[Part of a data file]
## BEGIN

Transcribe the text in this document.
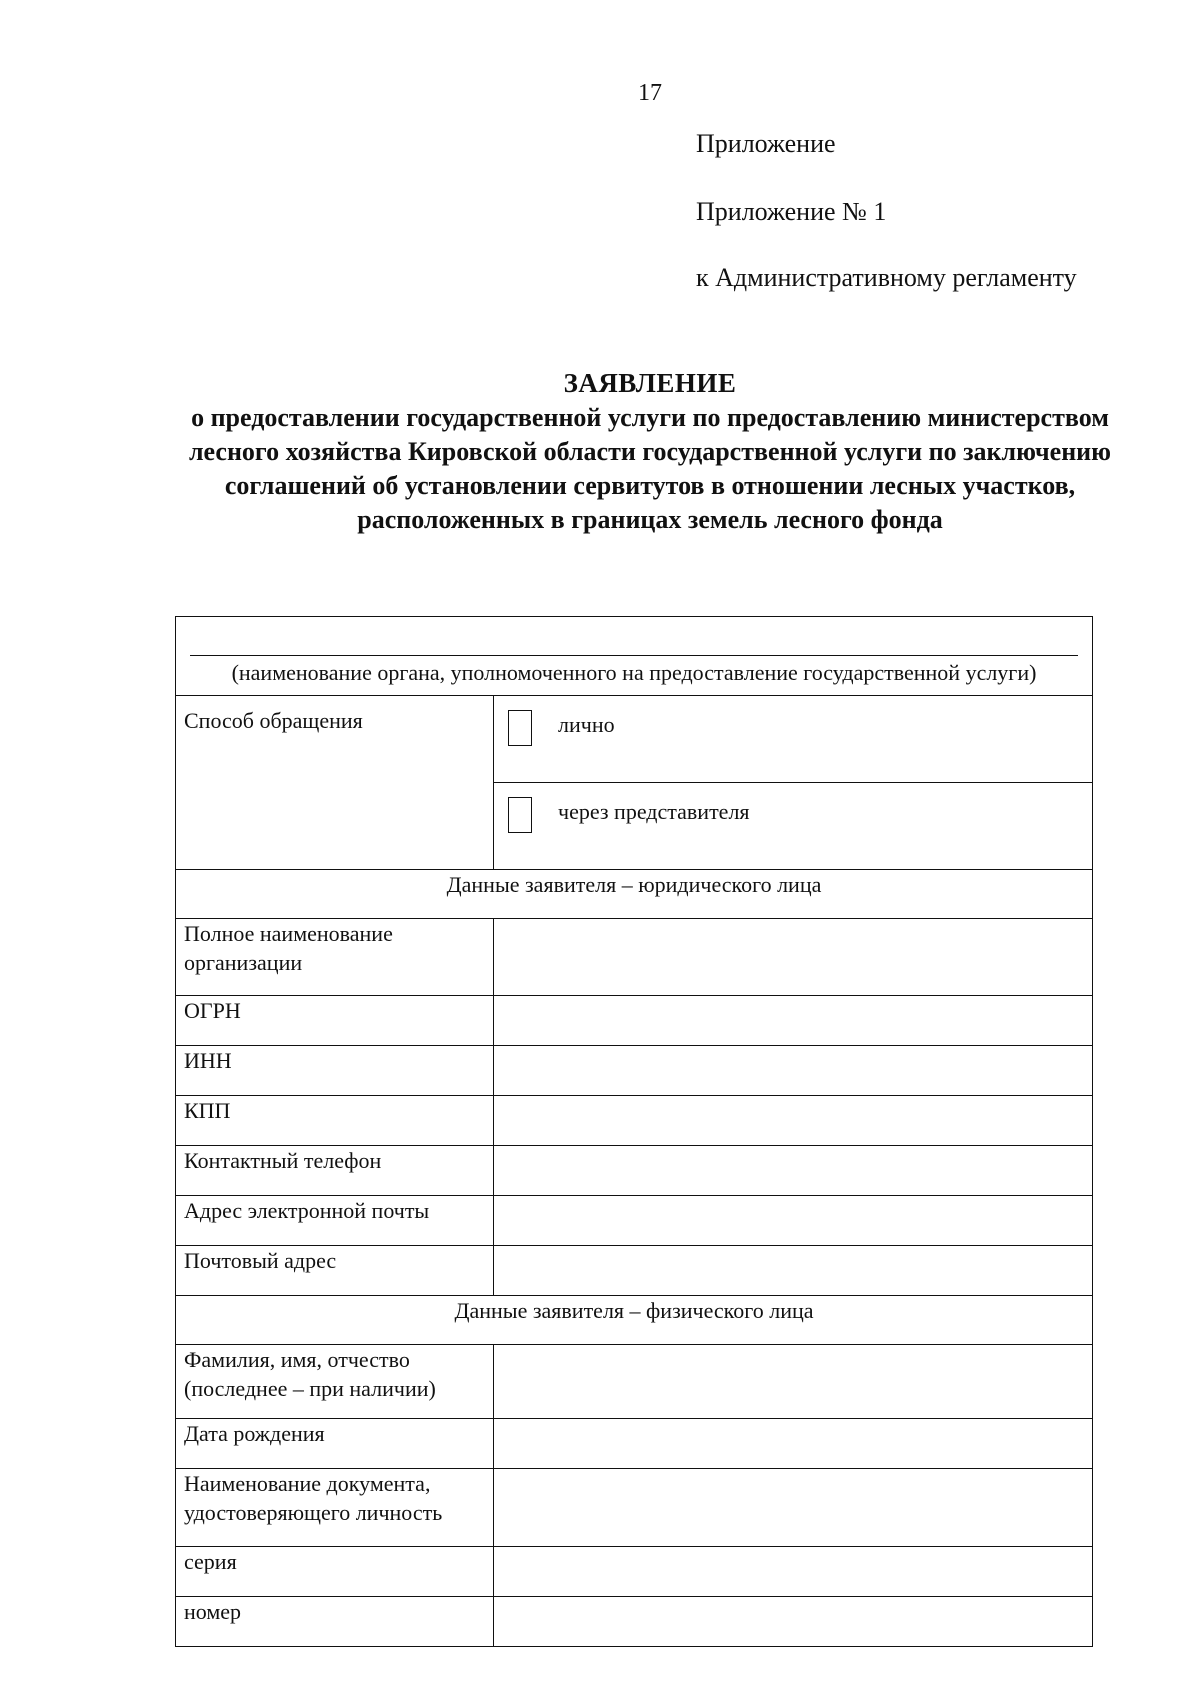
17
Приложение
Приложение № 1
к Административному регламенту
ЗАЯВЛЕНИЕ
о предоставлении государственной услуги по предоставлению министерством лесного хозяйства Кировской области государственной услуги по заключению соглашений об установлении сервитутов в отношении лесных участков, расположенных в границах земель лесного фонда
(наименование органа, уполномоченного на предоставление государственной услуги)	

Способ обращения	лично
	через представителя
Данные заявителя – юридического лица	
Полное наименование организации	
ОГРН	
ИНН	
КПП	
Контактный телефон	
Адрес электронной почты	
Почтовый адрес	
Данные заявителя – физического лица	
Фамилия, имя, отчество (последнее – при наличии)	
Дата рождения	
Наименование документа, удостоверяющего личность	
серия	
номер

## END

Goal ▸ Compute the number of lines above that contain the string "лица". Reply with that value only.

Answer to this exercise ▸ 2